Write out precisely the lines beginning with the line that contains "Transcribe this image's" and ending with the last line of the entries, and no other lines.

Data in this exercise
___

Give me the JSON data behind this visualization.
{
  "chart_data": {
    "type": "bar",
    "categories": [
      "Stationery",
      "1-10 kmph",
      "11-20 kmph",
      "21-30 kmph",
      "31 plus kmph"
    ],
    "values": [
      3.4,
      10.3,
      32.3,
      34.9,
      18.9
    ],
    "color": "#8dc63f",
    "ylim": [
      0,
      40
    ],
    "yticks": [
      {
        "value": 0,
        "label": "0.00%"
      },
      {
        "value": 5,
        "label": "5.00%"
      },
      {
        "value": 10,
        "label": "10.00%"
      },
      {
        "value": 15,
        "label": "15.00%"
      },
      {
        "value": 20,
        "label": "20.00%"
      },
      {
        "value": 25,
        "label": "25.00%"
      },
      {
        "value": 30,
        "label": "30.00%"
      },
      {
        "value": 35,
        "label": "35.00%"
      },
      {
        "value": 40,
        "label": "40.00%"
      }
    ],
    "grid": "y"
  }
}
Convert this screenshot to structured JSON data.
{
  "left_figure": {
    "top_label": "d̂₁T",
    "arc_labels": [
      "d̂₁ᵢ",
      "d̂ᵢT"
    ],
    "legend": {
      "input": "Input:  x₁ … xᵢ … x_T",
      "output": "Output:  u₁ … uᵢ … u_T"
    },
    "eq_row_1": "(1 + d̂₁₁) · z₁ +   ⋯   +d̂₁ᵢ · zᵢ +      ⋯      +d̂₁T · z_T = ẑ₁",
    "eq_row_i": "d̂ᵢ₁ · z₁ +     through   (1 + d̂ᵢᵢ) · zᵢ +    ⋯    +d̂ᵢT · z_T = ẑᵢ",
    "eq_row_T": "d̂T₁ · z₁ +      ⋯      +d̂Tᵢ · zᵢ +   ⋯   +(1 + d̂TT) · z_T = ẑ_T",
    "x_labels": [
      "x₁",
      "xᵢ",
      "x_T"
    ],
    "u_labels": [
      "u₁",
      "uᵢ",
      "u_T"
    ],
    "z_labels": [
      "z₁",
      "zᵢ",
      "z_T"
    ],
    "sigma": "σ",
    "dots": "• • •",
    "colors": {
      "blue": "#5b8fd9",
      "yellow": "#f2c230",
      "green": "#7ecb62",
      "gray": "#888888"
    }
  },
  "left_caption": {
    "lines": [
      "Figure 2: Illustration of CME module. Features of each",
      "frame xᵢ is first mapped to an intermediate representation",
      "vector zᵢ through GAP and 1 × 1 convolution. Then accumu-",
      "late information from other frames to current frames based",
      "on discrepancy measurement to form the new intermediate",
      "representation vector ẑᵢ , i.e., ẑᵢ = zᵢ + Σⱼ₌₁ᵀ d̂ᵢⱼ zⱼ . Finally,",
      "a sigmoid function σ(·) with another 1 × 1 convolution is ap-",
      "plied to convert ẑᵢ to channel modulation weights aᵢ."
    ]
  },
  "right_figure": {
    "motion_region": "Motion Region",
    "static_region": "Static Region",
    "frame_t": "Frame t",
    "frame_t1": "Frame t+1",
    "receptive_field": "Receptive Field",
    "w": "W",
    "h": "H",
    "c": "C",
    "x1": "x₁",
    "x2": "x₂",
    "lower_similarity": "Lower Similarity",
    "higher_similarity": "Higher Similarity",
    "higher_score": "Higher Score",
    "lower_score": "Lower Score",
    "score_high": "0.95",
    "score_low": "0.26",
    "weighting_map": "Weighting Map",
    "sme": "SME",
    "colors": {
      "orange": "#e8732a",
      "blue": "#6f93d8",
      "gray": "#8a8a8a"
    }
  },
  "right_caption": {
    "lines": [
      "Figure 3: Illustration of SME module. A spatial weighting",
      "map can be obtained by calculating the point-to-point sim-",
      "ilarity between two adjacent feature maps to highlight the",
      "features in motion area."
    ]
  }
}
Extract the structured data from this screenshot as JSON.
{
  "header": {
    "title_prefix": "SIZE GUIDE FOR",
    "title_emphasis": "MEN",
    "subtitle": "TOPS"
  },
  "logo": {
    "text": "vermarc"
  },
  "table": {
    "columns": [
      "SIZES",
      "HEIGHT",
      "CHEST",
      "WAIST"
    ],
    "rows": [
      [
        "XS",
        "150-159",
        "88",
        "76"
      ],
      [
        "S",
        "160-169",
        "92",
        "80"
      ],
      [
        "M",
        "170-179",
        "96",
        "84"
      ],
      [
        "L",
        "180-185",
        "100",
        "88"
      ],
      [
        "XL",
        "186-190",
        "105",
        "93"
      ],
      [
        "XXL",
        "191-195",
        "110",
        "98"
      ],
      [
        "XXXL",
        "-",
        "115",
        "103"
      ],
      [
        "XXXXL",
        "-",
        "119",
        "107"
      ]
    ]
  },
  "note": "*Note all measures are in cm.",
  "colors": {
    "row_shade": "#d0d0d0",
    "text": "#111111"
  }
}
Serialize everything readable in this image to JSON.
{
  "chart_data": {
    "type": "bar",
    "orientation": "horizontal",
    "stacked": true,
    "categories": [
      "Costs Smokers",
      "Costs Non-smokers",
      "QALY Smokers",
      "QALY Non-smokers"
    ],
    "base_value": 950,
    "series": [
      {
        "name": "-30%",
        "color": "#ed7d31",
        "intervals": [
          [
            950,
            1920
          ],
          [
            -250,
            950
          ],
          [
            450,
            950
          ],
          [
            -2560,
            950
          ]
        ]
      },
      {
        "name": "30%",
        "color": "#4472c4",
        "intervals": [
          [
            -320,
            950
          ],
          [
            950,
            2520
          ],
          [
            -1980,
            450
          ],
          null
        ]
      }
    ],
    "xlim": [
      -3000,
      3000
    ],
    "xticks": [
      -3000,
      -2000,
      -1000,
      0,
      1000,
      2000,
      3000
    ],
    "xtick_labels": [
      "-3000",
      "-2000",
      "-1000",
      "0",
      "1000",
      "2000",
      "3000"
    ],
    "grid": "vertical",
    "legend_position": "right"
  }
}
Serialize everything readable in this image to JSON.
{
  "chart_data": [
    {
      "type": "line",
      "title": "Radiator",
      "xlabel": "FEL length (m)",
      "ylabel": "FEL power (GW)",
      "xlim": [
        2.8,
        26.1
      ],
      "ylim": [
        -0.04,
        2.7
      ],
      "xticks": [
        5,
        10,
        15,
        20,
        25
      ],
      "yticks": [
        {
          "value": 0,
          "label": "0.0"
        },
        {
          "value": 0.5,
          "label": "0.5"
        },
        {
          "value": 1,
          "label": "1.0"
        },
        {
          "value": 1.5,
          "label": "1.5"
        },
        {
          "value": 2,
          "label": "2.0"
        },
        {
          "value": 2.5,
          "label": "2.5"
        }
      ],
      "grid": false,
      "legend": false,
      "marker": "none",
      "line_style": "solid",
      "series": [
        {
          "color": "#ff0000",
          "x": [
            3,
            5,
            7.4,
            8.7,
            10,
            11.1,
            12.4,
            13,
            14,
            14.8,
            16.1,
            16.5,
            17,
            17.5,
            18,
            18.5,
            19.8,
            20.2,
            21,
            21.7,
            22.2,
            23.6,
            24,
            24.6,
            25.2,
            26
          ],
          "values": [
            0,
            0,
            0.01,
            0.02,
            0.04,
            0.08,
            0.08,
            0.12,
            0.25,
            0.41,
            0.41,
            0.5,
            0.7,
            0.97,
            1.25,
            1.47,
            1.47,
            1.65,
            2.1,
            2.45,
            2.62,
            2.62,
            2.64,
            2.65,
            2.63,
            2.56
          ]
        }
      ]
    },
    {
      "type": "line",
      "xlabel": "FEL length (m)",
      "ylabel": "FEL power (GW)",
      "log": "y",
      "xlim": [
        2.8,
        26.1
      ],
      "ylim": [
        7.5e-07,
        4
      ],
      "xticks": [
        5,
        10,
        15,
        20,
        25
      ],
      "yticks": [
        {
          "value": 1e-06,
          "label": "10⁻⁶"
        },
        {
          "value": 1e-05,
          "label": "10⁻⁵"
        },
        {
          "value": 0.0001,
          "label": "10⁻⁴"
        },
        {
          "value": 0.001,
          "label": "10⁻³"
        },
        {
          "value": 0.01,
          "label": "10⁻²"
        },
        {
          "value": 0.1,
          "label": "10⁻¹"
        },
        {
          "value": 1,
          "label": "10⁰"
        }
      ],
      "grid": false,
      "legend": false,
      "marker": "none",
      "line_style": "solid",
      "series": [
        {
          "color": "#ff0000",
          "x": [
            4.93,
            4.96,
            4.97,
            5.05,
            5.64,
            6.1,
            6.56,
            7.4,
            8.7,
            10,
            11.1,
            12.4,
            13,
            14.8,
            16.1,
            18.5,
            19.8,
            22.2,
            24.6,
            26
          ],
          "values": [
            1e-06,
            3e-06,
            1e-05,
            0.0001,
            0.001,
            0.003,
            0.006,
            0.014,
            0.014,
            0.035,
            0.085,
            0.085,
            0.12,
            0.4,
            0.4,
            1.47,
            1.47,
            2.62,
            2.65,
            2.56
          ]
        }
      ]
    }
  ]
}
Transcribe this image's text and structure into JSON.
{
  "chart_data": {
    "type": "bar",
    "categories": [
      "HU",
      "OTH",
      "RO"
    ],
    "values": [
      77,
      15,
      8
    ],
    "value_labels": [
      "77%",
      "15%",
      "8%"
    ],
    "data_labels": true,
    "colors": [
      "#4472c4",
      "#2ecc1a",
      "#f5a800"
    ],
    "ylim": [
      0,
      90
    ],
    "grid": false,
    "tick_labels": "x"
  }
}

___

Solution
Transcribe this image's text and structure into JSON.
{
  "chart_data": {
    "type": "bar",
    "categories": [
      "HU",
      "OTH",
      "RO"
    ],
    "values": [
      77,
      15,
      8
    ],
    "value_labels": [
      "77%",
      "15%",
      "8%"
    ],
    "data_labels": true,
    "colors": [
      "#4472c4",
      "#2ecc1a",
      "#f5a800"
    ],
    "ylim": [
      0,
      90
    ],
    "grid": false,
    "tick_labels": "x"
  }
}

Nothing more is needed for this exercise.